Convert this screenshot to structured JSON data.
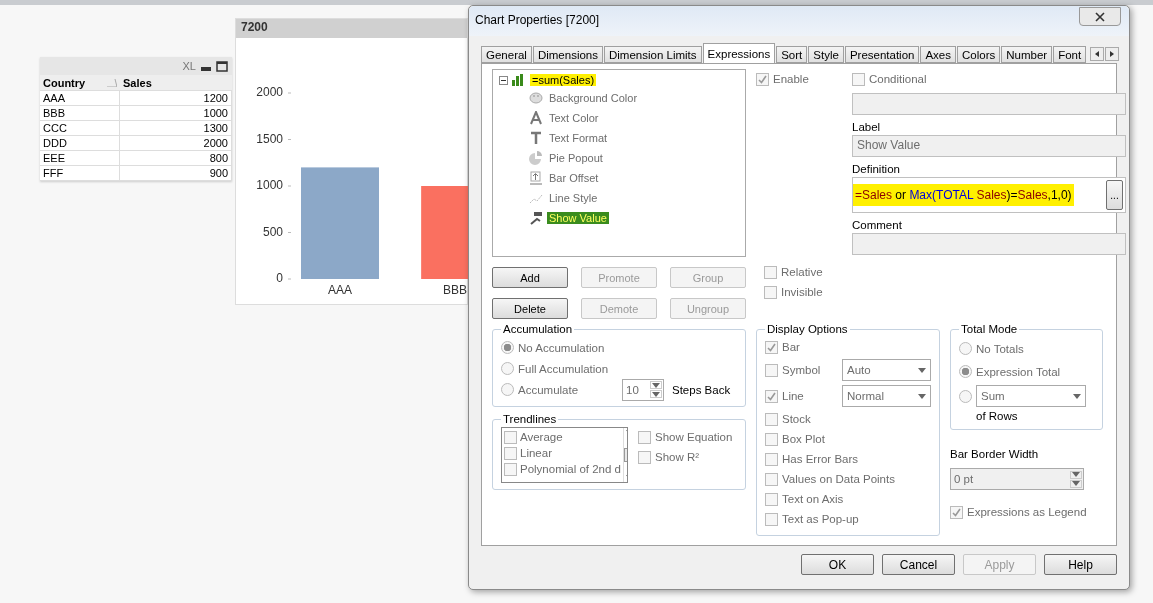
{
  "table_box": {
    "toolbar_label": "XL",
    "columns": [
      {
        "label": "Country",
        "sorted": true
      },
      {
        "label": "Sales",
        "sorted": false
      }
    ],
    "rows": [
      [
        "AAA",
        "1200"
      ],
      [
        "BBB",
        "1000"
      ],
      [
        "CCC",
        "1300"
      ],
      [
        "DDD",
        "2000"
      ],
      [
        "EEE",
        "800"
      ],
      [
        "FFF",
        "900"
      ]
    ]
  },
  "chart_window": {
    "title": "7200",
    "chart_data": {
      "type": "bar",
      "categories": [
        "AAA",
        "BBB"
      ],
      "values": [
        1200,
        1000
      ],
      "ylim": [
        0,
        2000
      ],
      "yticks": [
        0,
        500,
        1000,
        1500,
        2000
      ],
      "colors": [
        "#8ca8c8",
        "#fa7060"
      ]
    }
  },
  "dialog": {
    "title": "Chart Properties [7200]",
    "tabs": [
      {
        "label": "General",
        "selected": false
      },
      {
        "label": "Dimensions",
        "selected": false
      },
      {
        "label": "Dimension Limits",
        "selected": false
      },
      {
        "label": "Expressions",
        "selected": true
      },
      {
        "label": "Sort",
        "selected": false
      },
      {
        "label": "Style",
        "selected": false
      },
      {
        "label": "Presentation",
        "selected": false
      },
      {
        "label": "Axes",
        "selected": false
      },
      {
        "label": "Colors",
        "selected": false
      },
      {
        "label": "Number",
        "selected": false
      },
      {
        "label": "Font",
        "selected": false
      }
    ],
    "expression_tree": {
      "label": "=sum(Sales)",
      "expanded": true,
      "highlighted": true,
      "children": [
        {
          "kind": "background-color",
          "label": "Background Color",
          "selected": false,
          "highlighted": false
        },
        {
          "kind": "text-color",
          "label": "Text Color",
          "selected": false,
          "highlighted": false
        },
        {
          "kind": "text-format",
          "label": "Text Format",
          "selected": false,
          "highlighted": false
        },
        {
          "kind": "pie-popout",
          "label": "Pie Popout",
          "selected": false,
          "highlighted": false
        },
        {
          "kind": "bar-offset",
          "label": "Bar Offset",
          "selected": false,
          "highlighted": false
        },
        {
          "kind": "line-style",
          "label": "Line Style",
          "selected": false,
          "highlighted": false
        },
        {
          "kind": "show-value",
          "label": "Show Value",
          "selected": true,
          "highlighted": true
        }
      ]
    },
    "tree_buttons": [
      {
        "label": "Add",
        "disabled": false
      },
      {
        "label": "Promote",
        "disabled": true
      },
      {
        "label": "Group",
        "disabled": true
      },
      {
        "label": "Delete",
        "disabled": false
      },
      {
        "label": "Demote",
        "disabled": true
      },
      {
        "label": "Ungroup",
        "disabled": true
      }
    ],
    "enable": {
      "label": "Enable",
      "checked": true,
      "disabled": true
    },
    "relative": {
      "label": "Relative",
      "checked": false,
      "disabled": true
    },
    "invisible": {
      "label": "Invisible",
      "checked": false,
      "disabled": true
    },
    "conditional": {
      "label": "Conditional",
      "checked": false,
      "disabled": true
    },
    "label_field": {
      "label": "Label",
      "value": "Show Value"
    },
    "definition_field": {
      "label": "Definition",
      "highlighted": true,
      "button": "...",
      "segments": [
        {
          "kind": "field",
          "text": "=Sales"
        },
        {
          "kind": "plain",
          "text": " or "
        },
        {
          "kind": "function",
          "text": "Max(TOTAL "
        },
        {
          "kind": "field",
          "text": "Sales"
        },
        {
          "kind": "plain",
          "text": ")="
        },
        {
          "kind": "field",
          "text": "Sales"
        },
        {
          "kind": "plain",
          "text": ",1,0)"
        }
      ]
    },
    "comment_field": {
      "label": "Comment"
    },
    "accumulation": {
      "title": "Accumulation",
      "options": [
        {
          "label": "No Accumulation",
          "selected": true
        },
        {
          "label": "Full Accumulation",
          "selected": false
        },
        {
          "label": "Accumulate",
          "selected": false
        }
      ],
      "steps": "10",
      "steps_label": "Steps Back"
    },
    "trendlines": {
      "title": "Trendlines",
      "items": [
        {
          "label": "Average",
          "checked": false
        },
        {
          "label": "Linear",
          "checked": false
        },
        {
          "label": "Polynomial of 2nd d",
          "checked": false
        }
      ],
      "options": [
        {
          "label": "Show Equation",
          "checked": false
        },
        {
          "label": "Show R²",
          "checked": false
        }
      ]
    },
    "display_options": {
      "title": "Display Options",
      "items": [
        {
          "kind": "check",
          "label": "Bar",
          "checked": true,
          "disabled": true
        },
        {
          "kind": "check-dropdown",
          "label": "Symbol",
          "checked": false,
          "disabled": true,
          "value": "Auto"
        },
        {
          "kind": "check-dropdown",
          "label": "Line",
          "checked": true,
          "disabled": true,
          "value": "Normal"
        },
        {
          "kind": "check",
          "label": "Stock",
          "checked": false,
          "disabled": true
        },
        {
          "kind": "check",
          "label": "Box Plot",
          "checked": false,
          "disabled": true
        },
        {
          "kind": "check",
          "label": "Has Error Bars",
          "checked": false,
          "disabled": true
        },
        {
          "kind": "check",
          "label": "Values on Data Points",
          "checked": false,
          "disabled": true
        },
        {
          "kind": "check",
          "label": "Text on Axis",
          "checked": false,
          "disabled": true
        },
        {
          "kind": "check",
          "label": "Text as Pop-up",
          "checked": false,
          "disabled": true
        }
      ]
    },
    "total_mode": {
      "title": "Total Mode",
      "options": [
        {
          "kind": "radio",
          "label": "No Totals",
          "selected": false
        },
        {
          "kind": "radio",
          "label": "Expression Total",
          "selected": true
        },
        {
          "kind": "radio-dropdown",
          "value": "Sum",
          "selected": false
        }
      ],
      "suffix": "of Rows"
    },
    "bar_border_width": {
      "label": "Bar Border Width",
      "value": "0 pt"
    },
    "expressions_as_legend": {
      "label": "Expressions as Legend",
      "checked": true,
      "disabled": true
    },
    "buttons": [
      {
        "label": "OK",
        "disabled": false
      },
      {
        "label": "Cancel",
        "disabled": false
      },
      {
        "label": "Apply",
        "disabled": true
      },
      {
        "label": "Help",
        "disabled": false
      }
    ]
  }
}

________________

● **PROBLEM TO WORK ON**: Print each entry shown above with exact wording and no pictures.

● **OUTPUT FOR THIS EXERCISE**:
Convert this screenshot to structured JSON data.
{
  "table_box": {
    "toolbar_label": "XL",
    "columns": [
      {
        "label": "Country",
        "sorted": true
      },
      {
        "label": "Sales",
        "sorted": false
      }
    ],
    "rows": [
      [
        "AAA",
        "1200"
      ],
      [
        "BBB",
        "1000"
      ],
      [
        "CCC",
        "1300"
      ],
      [
        "DDD",
        "2000"
      ],
      [
        "EEE",
        "800"
      ],
      [
        "FFF",
        "900"
      ]
    ]
  },
  "chart_window": {
    "title": "7200",
    "chart_data": {
      "type": "bar",
      "categories": [
        "AAA",
        "BBB"
      ],
      "values": [
        1200,
        1000
      ],
      "ylim": [
        0,
        2000
      ],
      "yticks": [
        0,
        500,
        1000,
        1500,
        2000
      ],
      "colors": [
        "#8ca8c8",
        "#fa7060"
      ]
    }
  },
  "dialog": {
    "title": "Chart Properties [7200]",
    "tabs": [
      {
        "label": "General",
        "selected": false
      },
      {
        "label": "Dimensions",
        "selected": false
      },
      {
        "label": "Dimension Limits",
        "selected": false
      },
      {
        "label": "Expressions",
        "selected": true
      },
      {
        "label": "Sort",
        "selected": false
      },
      {
        "label": "Style",
        "selected": false
      },
      {
        "label": "Presentation",
        "selected": false
      },
      {
        "label": "Axes",
        "selected": false
      },
      {
        "label": "Colors",
        "selected": false
      },
      {
        "label": "Number",
        "selected": false
      },
      {
        "label": "Font",
        "selected": false
      }
    ],
    "expression_tree": {
      "label": "=sum(Sales)",
      "expanded": true,
      "highlighted": true,
      "children": [
        {
          "kind": "background-color",
          "label": "Background Color",
          "selected": false,
          "highlighted": false
        },
        {
          "kind": "text-color",
          "label": "Text Color",
          "selected": false,
          "highlighted": false
        },
        {
          "kind": "text-format",
          "label": "Text Format",
          "selected": false,
          "highlighted": false
        },
        {
          "kind": "pie-popout",
          "label": "Pie Popout",
          "selected": false,
          "highlighted": false
        },
        {
          "kind": "bar-offset",
          "label": "Bar Offset",
          "selected": false,
          "highlighted": false
        },
        {
          "kind": "line-style",
          "label": "Line Style",
          "selected": false,
          "highlighted": false
        },
        {
          "kind": "show-value",
          "label": "Show Value",
          "selected": true,
          "highlighted": true
        }
      ]
    },
    "tree_buttons": [
      {
        "label": "Add",
        "disabled": false
      },
      {
        "label": "Promote",
        "disabled": true
      },
      {
        "label": "Group",
        "disabled": true
      },
      {
        "label": "Delete",
        "disabled": false
      },
      {
        "label": "Demote",
        "disabled": true
      },
      {
        "label": "Ungroup",
        "disabled": true
      }
    ],
    "enable": {
      "label": "Enable",
      "checked": true,
      "disabled": true
    },
    "relative": {
      "label": "Relative",
      "checked": false,
      "disabled": true
    },
    "invisible": {
      "label": "Invisible",
      "checked": false,
      "disabled": true
    },
    "conditional": {
      "label": "Conditional",
      "checked": false,
      "disabled": true
    },
    "label_field": {
      "label": "Label",
      "value": "Show Value"
    },
    "definition_field": {
      "label": "Definition",
      "highlighted": true,
      "button": "...",
      "segments": [
        {
          "kind": "field",
          "text": "=Sales"
        },
        {
          "kind": "plain",
          "text": " or "
        },
        {
          "kind": "function",
          "text": "Max(TOTAL "
        },
        {
          "kind": "field",
          "text": "Sales"
        },
        {
          "kind": "plain",
          "text": ")="
        },
        {
          "kind": "field",
          "text": "Sales"
        },
        {
          "kind": "plain",
          "text": ",1,0)"
        }
      ]
    },
    "comment_field": {
      "label": "Comment"
    },
    "accumulation": {
      "title": "Accumulation",
      "options": [
        {
          "label": "No Accumulation",
          "selected": true
        },
        {
          "label": "Full Accumulation",
          "selected": false
        },
        {
          "label": "Accumulate",
          "selected": false
        }
      ],
      "steps": "10",
      "steps_label": "Steps Back"
    },
    "trendlines": {
      "title": "Trendlines",
      "items": [
        {
          "label": "Average",
          "checked": false
        },
        {
          "label": "Linear",
          "checked": false
        },
        {
          "label": "Polynomial of 2nd d",
          "checked": false
        }
      ],
      "options": [
        {
          "label": "Show Equation",
          "checked": false
        },
        {
          "label": "Show R²",
          "checked": false
        }
      ]
    },
    "display_options": {
      "title": "Display Options",
      "items": [
        {
          "kind": "check",
          "label": "Bar",
          "checked": true,
          "disabled": true
        },
        {
          "kind": "check-dropdown",
          "label": "Symbol",
          "checked": false,
          "disabled": true,
          "value": "Auto"
        },
        {
          "kind": "check-dropdown",
          "label": "Line",
          "checked": true,
          "disabled": true,
          "value": "Normal"
        },
        {
          "kind": "check",
          "label": "Stock",
          "checked": false,
          "disabled": true
        },
        {
          "kind": "check",
          "label": "Box Plot",
          "checked": false,
          "disabled": true
        },
        {
          "kind": "check",
          "label": "Has Error Bars",
          "checked": false,
          "disabled": true
        },
        {
          "kind": "check",
          "label": "Values on Data Points",
          "checked": false,
          "disabled": true
        },
        {
          "kind": "check",
          "label": "Text on Axis",
          "checked": false,
          "disabled": true
        },
        {
          "kind": "check",
          "label": "Text as Pop-up",
          "checked": false,
          "disabled": true
        }
      ]
    },
    "total_mode": {
      "title": "Total Mode",
      "options": [
        {
          "kind": "radio",
          "label": "No Totals",
          "selected": false
        },
        {
          "kind": "radio",
          "label": "Expression Total",
          "selected": true
        },
        {
          "kind": "radio-dropdown",
          "value": "Sum",
          "selected": false
        }
      ],
      "suffix": "of Rows"
    },
    "bar_border_width": {
      "label": "Bar Border Width",
      "value": "0 pt"
    },
    "expressions_as_legend": {
      "label": "Expressions as Legend",
      "checked": true,
      "disabled": true
    },
    "buttons": [
      {
        "label": "OK",
        "disabled": false
      },
      {
        "label": "Cancel",
        "disabled": false
      },
      {
        "label": "Apply",
        "disabled": true
      },
      {
        "label": "Help",
        "disabled": false
      }
    ]
  }
}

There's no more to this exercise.